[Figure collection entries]
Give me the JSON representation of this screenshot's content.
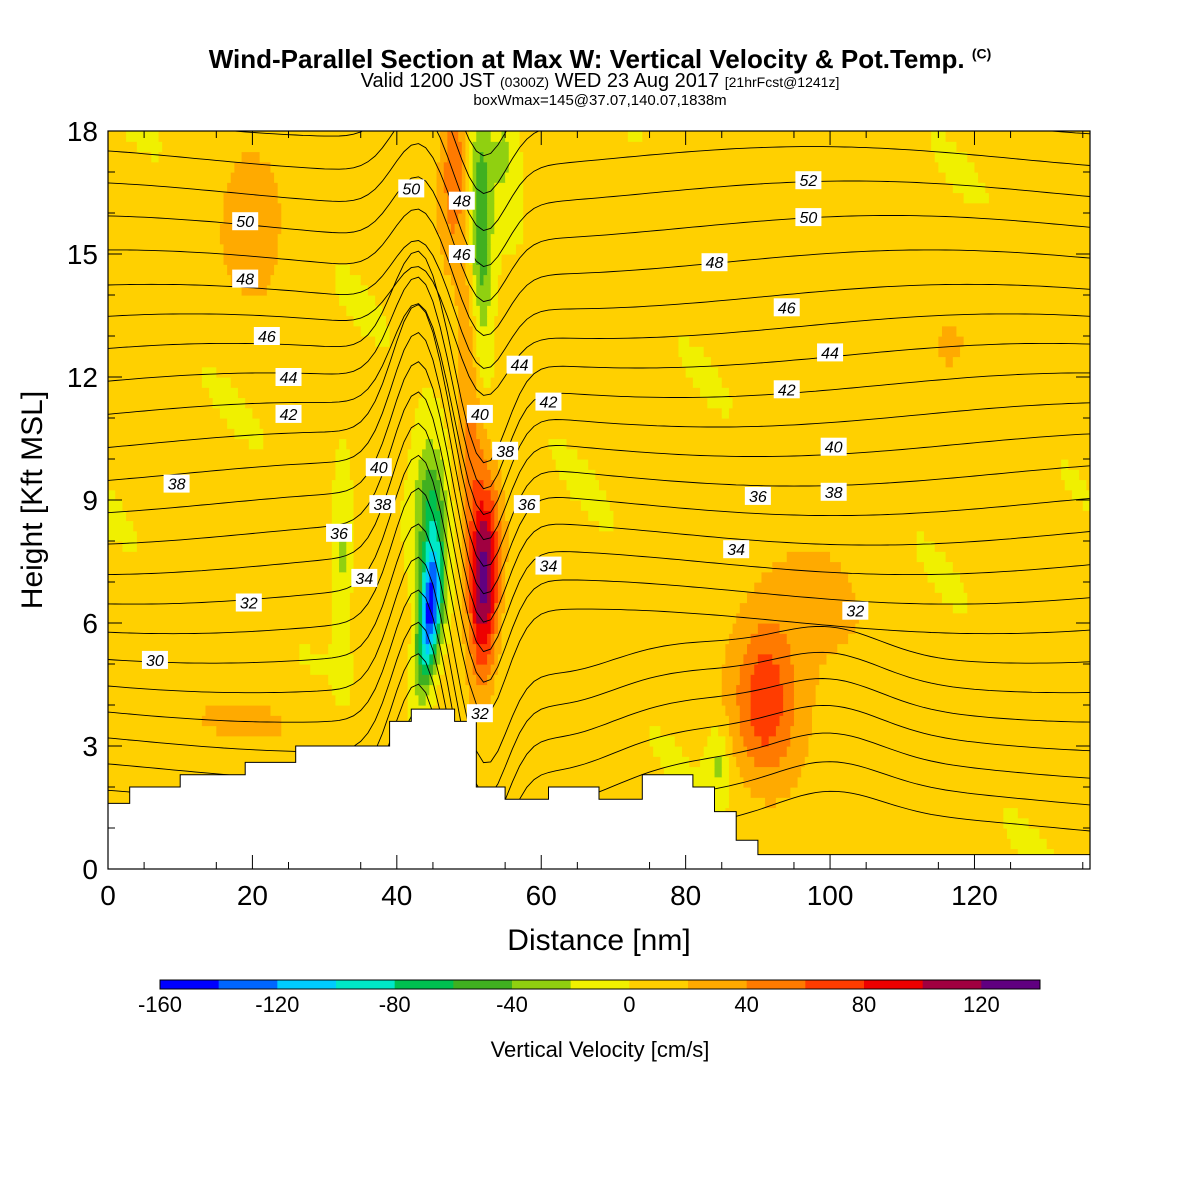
{
  "title": {
    "main": "Wind-Parallel Section at Max W: Vertical Velocity & Pot.Temp.",
    "copyright": "(C)",
    "valid": "Valid 1200 JST",
    "utc": "(0300Z)",
    "date": "WED 23 Aug 2017",
    "fcst": "[21hrFcst@1241z]",
    "box": "boxWmax=145@37.07,140.07,1838m"
  },
  "chart_data": {
    "type": "contour",
    "xlabel": "Distance [nm]",
    "ylabel": "Height [Kft MSL]",
    "xlim": [
      0,
      136
    ],
    "ylim": [
      0,
      18
    ],
    "xticks": [
      0,
      20,
      40,
      60,
      80,
      100,
      120
    ],
    "yticks": [
      0,
      3,
      6,
      9,
      12,
      15,
      18
    ],
    "colorbar": {
      "label": "Vertical Velocity [cm/s]",
      "ticks": [
        -160,
        -120,
        -80,
        -40,
        0,
        40,
        80,
        120
      ],
      "bounds": [
        -160,
        140
      ],
      "step": 20,
      "colors": [
        "#0000ff",
        "#0066ff",
        "#00ccff",
        "#00e8c8",
        "#00c050",
        "#40b020",
        "#90d010",
        "#f0f000",
        "#ffd000",
        "#ffaa00",
        "#ff7a00",
        "#ff3c00",
        "#ee0000",
        "#a00040",
        "#600080"
      ]
    },
    "terrain_kft": [
      [
        0,
        1.6
      ],
      [
        3,
        1.6
      ],
      [
        3,
        2.0
      ],
      [
        10,
        2.0
      ],
      [
        10,
        2.3
      ],
      [
        19,
        2.3
      ],
      [
        19,
        2.6
      ],
      [
        26,
        2.6
      ],
      [
        26,
        3.0
      ],
      [
        39,
        3.0
      ],
      [
        39,
        3.6
      ],
      [
        42,
        3.6
      ],
      [
        42,
        3.9
      ],
      [
        48,
        3.9
      ],
      [
        48,
        3.6
      ],
      [
        51,
        3.6
      ],
      [
        51,
        2.0
      ],
      [
        55,
        2.0
      ],
      [
        55,
        1.7
      ],
      [
        61,
        1.7
      ],
      [
        61,
        2.0
      ],
      [
        68,
        2.0
      ],
      [
        68,
        1.7
      ],
      [
        74,
        1.7
      ],
      [
        74,
        2.3
      ],
      [
        81,
        2.3
      ],
      [
        81,
        2.0
      ],
      [
        84,
        2.0
      ],
      [
        84,
        1.4
      ],
      [
        87,
        1.4
      ],
      [
        87,
        0.7
      ],
      [
        90,
        0.7
      ],
      [
        90,
        0.35
      ],
      [
        136,
        0.35
      ]
    ],
    "velocity_features": [
      {
        "label": "downdraft core",
        "x": 45.5,
        "y": 6.2,
        "w": -140
      },
      {
        "label": "downdraft upper",
        "x": 44.5,
        "y": 9.0,
        "w": -60
      },
      {
        "label": "downdraft aloft",
        "x": 50.5,
        "y": 15.0,
        "w": -60
      },
      {
        "label": "updraft core",
        "x": 52.0,
        "y": 7.0,
        "w": 120
      },
      {
        "label": "updraft aloft",
        "x": 48.5,
        "y": 16.5,
        "w": 50
      },
      {
        "label": "downstream updraft",
        "x": 91.0,
        "y": 4.0,
        "w": 55
      },
      {
        "label": "weak downdraft",
        "x": 32.5,
        "y": 7.5,
        "w": -25
      },
      {
        "label": "weak downdraft lee",
        "x": 84.5,
        "y": 2.5,
        "w": -25
      }
    ],
    "isentrope_labels": [
      {
        "text": "52",
        "x": 97.0,
        "y": 16.8
      },
      {
        "text": "50",
        "x": 97.0,
        "y": 15.9
      },
      {
        "text": "50",
        "x": 19.0,
        "y": 15.8
      },
      {
        "text": "50",
        "x": 42.0,
        "y": 16.6
      },
      {
        "text": "48",
        "x": 49.0,
        "y": 16.3
      },
      {
        "text": "48",
        "x": 19.0,
        "y": 14.4
      },
      {
        "text": "48",
        "x": 84.0,
        "y": 14.8
      },
      {
        "text": "46",
        "x": 49.0,
        "y": 15.0
      },
      {
        "text": "46",
        "x": 22.0,
        "y": 13.0
      },
      {
        "text": "46",
        "x": 94.0,
        "y": 13.7
      },
      {
        "text": "44",
        "x": 25.0,
        "y": 12.0
      },
      {
        "text": "44",
        "x": 57.0,
        "y": 12.3
      },
      {
        "text": "44",
        "x": 100.0,
        "y": 12.6
      },
      {
        "text": "42",
        "x": 25.0,
        "y": 11.1
      },
      {
        "text": "42",
        "x": 61.0,
        "y": 11.4
      },
      {
        "text": "42",
        "x": 94.0,
        "y": 11.7
      },
      {
        "text": "40",
        "x": 37.5,
        "y": 9.8
      },
      {
        "text": "40",
        "x": 51.5,
        "y": 11.1
      },
      {
        "text": "40",
        "x": 100.5,
        "y": 10.3
      },
      {
        "text": "38",
        "x": 9.5,
        "y": 9.4
      },
      {
        "text": "38",
        "x": 38.0,
        "y": 8.9
      },
      {
        "text": "38",
        "x": 55.0,
        "y": 10.2
      },
      {
        "text": "38",
        "x": 100.5,
        "y": 9.2
      },
      {
        "text": "36",
        "x": 32.0,
        "y": 8.2
      },
      {
        "text": "36",
        "x": 58.0,
        "y": 8.9
      },
      {
        "text": "36",
        "x": 90.0,
        "y": 9.1
      },
      {
        "text": "34",
        "x": 35.5,
        "y": 7.1
      },
      {
        "text": "34",
        "x": 61.0,
        "y": 7.4
      },
      {
        "text": "34",
        "x": 87.0,
        "y": 7.8
      },
      {
        "text": "32",
        "x": 19.5,
        "y": 6.5
      },
      {
        "text": "32",
        "x": 51.5,
        "y": 3.8
      },
      {
        "text": "32",
        "x": 103.5,
        "y": 6.3
      },
      {
        "text": "30",
        "x": 6.5,
        "y": 5.1
      }
    ]
  }
}
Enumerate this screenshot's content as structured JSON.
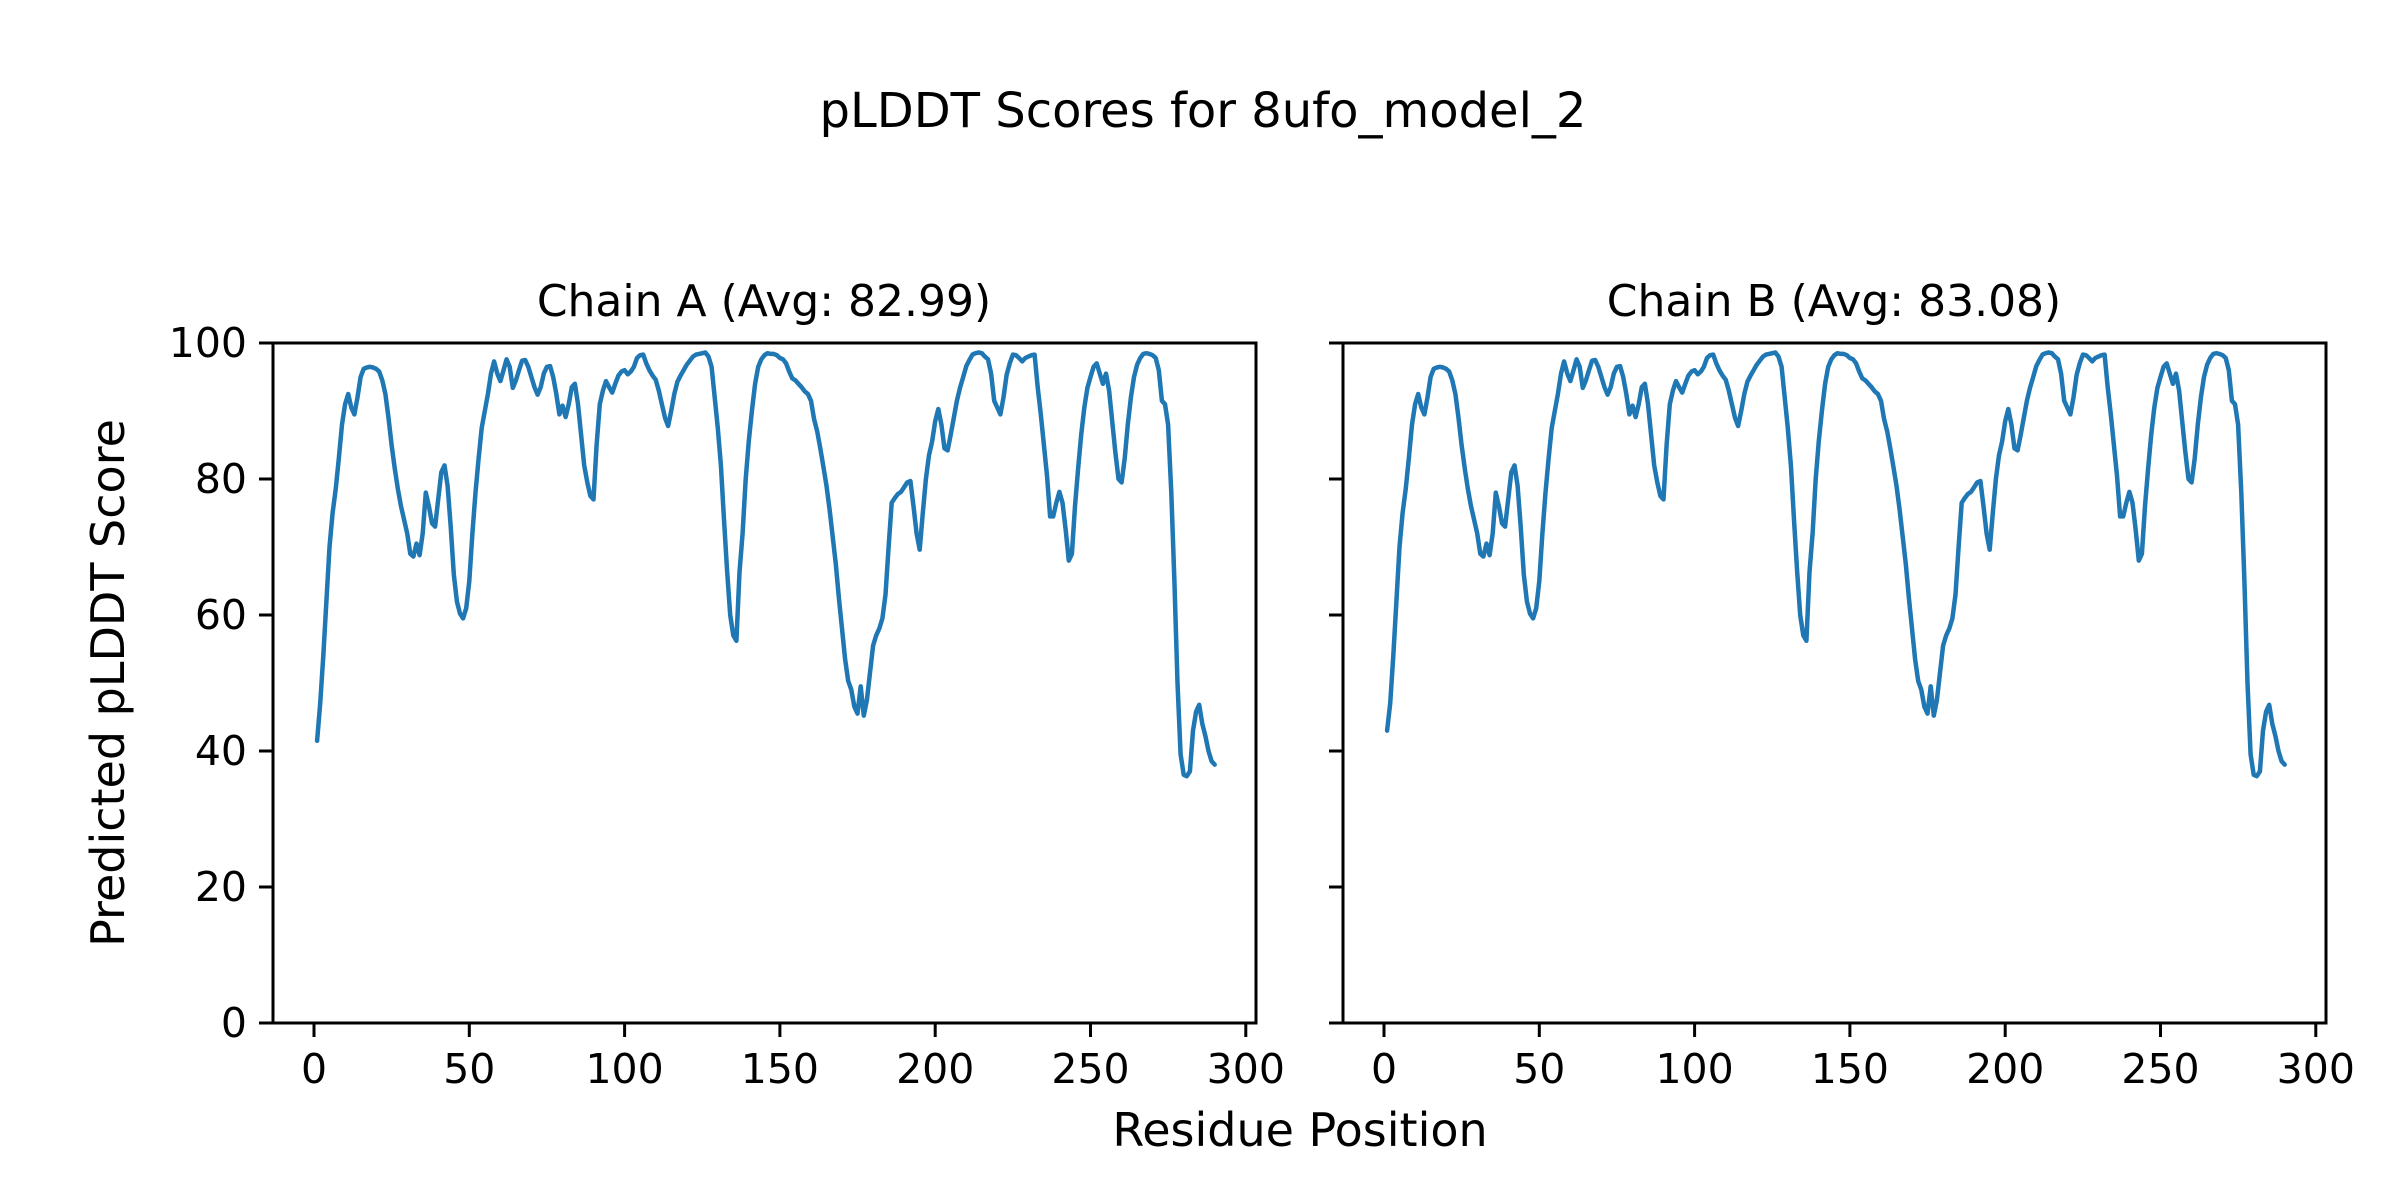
{
  "figure": {
    "suptitle": "pLDDT Scores for 8ufo_model_2",
    "background": "#ffffff",
    "text_color": "#000000",
    "spine_color": "#000000",
    "line_color": "#1f77b4"
  },
  "chart_data": {
    "type": "line",
    "title": "pLDDT Scores for 8ufo_model_2",
    "xlabel": "Residue Position",
    "ylabel": "Predicted pLDDT Score",
    "xlim": [
      -13.2,
      303.3
    ],
    "ylim": [
      0,
      100
    ],
    "xticks": [
      0,
      50,
      100,
      150,
      200,
      250,
      300
    ],
    "yticks": [
      0,
      20,
      40,
      60,
      80,
      100
    ],
    "grid": false,
    "legend": "none",
    "line_color": "#1f77b4",
    "subplots": [
      {
        "title": "Chain A (Avg: 82.99)",
        "chain": "A",
        "avg": 82.99,
        "x_range": [
          1,
          290
        ],
        "y": [
          41.5,
          47,
          54,
          62,
          70,
          75,
          78.5,
          83,
          88,
          91,
          92.5,
          90.5,
          89.5,
          92,
          95,
          96.2,
          96.4,
          96.5,
          96.4,
          96.2,
          95.8,
          94.5,
          92.5,
          89,
          85,
          81.5,
          78.5,
          76,
          74,
          72,
          69,
          68.6,
          70.5,
          68.8,
          72,
          78,
          76,
          73.5,
          73,
          77,
          81,
          82,
          79,
          73,
          66,
          62,
          60.2,
          59.5,
          61,
          65,
          72,
          78,
          83,
          87.5,
          90,
          92.5,
          95.5,
          97.3,
          95.5,
          94.4,
          96,
          97.6,
          96.5,
          93.4,
          94.5,
          96,
          97.4,
          97.5,
          96.5,
          95,
          93.5,
          92.4,
          93.5,
          95.5,
          96.5,
          96.6,
          95,
          92.5,
          89.5,
          90.8,
          89.1,
          91,
          93.5,
          94,
          91,
          86.5,
          82,
          79.5,
          77.5,
          77,
          85,
          91,
          93,
          94.4,
          93.5,
          92.7,
          94,
          95.2,
          95.8,
          96,
          95.4,
          95.8,
          96.5,
          97.8,
          98.2,
          98.3,
          97,
          96,
          95.2,
          94.6,
          93,
          91,
          89,
          87.8,
          90,
          92.5,
          94.3,
          95.2,
          96,
          96.8,
          97.4,
          98,
          98.3,
          98.4,
          98.5,
          98.6,
          98,
          96.5,
          92,
          87.5,
          82,
          74,
          66.5,
          60,
          57,
          56.2,
          66.3,
          72,
          80,
          85.6,
          90,
          94,
          96.5,
          97.6,
          98.2,
          98.5,
          98.4,
          98.4,
          98.2,
          97.8,
          97.6,
          97,
          95.8,
          94.8,
          94.5,
          94,
          93.5,
          92.9,
          92.5,
          91.5,
          88.8,
          87,
          84.5,
          81.8,
          79,
          75.5,
          71.5,
          67.5,
          62.5,
          58,
          53.5,
          50.3,
          49,
          46.5,
          45.5,
          49.5,
          45.2,
          47.5,
          51.5,
          55.5,
          57,
          58,
          59.5,
          63,
          70,
          76.5,
          77.2,
          77.8,
          78.1,
          78.8,
          79.5,
          79.7,
          76,
          72,
          69.6,
          75,
          80,
          83.5,
          85.5,
          88.5,
          90.3,
          88,
          84.5,
          84.2,
          86.5,
          89,
          91.5,
          93.4,
          95,
          96.6,
          97.5,
          98.3,
          98.5,
          98.6,
          98.5,
          98,
          97.6,
          95.5,
          91.5,
          90.5,
          89.5,
          92,
          95.3,
          97,
          98.3,
          98.2,
          97.8,
          97.3,
          97.8,
          98,
          98.2,
          98.3,
          93.5,
          89.5,
          85,
          80.5,
          74.5,
          74.5,
          76.5,
          78.1,
          76.5,
          72.5,
          68,
          69,
          76,
          81.5,
          86.5,
          90.5,
          93.4,
          95,
          96.5,
          97,
          95.5,
          94,
          95.5,
          93,
          88.5,
          84,
          80,
          79.5,
          83,
          88,
          92,
          95,
          96.8,
          97.8,
          98.4,
          98.5,
          98.4,
          98.2,
          97.8,
          96,
          91.5,
          91,
          88,
          78,
          65,
          50,
          39.5,
          36.5,
          36.3,
          37,
          43,
          45.8,
          46.8,
          44,
          42.2,
          40,
          38.5,
          38
        ]
      },
      {
        "title": "Chain B (Avg: 83.08)",
        "chain": "B",
        "avg": 83.08,
        "x_range": [
          1,
          290
        ],
        "y": [
          43,
          47,
          54,
          62,
          70,
          75,
          78.5,
          83,
          88,
          91,
          92.5,
          90.5,
          89.5,
          92,
          95,
          96.2,
          96.4,
          96.5,
          96.4,
          96.2,
          95.8,
          94.5,
          92.5,
          89,
          85,
          81.5,
          78.5,
          76,
          74,
          72,
          69,
          68.6,
          70.5,
          68.8,
          72,
          78,
          76,
          73.5,
          73,
          77,
          81,
          82,
          79,
          73,
          66,
          62,
          60.2,
          59.5,
          61,
          65,
          72,
          78,
          83,
          87.5,
          90,
          92.5,
          95.5,
          97.3,
          95.5,
          94.4,
          96,
          97.6,
          96.5,
          93.4,
          94.5,
          96,
          97.4,
          97.5,
          96.5,
          95,
          93.5,
          92.4,
          93.5,
          95.5,
          96.5,
          96.6,
          95,
          92.5,
          89.5,
          90.8,
          89.1,
          91,
          93.5,
          94,
          91,
          86.5,
          82,
          79.5,
          77.5,
          77,
          85,
          91,
          93,
          94.4,
          93.5,
          92.7,
          94,
          95.2,
          95.8,
          96,
          95.4,
          95.8,
          96.5,
          97.8,
          98.2,
          98.3,
          97,
          96,
          95.2,
          94.6,
          93,
          91,
          89,
          87.8,
          90,
          92.5,
          94.3,
          95.2,
          96,
          96.8,
          97.4,
          98,
          98.3,
          98.4,
          98.5,
          98.6,
          98,
          96.5,
          92,
          87.5,
          82,
          74,
          66.5,
          60,
          57,
          56.2,
          66.3,
          72,
          80,
          85.6,
          90,
          94,
          96.5,
          97.6,
          98.2,
          98.5,
          98.4,
          98.4,
          98.2,
          97.8,
          97.6,
          97,
          95.8,
          94.8,
          94.5,
          94,
          93.5,
          92.9,
          92.5,
          91.5,
          88.8,
          87,
          84.5,
          81.8,
          79,
          75.5,
          71.5,
          67.5,
          62.5,
          58,
          53.5,
          50.3,
          49,
          46.5,
          45.5,
          49.5,
          45.2,
          47.5,
          51.5,
          55.5,
          57,
          58,
          59.5,
          63,
          70,
          76.5,
          77.2,
          77.8,
          78.1,
          78.8,
          79.5,
          79.7,
          76,
          72,
          69.6,
          75,
          80,
          83.5,
          85.5,
          88.5,
          90.3,
          88,
          84.5,
          84.2,
          86.5,
          89,
          91.5,
          93.4,
          95,
          96.6,
          97.5,
          98.3,
          98.5,
          98.6,
          98.5,
          98,
          97.6,
          95.5,
          91.5,
          90.5,
          89.5,
          92,
          95.3,
          97,
          98.3,
          98.2,
          97.8,
          97.3,
          97.8,
          98,
          98.2,
          98.3,
          93.5,
          89.5,
          85,
          80.5,
          74.5,
          74.5,
          76.5,
          78.1,
          76.5,
          72.5,
          68,
          69,
          76,
          81.5,
          86.5,
          90.5,
          93.4,
          95,
          96.5,
          97,
          95.5,
          94,
          95.5,
          93,
          88.5,
          84,
          80,
          79.5,
          83,
          88,
          92,
          95,
          96.8,
          97.8,
          98.4,
          98.5,
          98.4,
          98.2,
          97.8,
          96,
          91.5,
          91,
          88,
          78,
          65,
          50,
          39.5,
          36.5,
          36.3,
          37,
          43,
          45.8,
          46.8,
          44,
          42.2,
          40,
          38.5,
          38
        ]
      }
    ]
  }
}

- _Instructions for the task_:
Tell how many lines of the data above hold the string "aloft". Give only the number.

- _Exercise result_:
2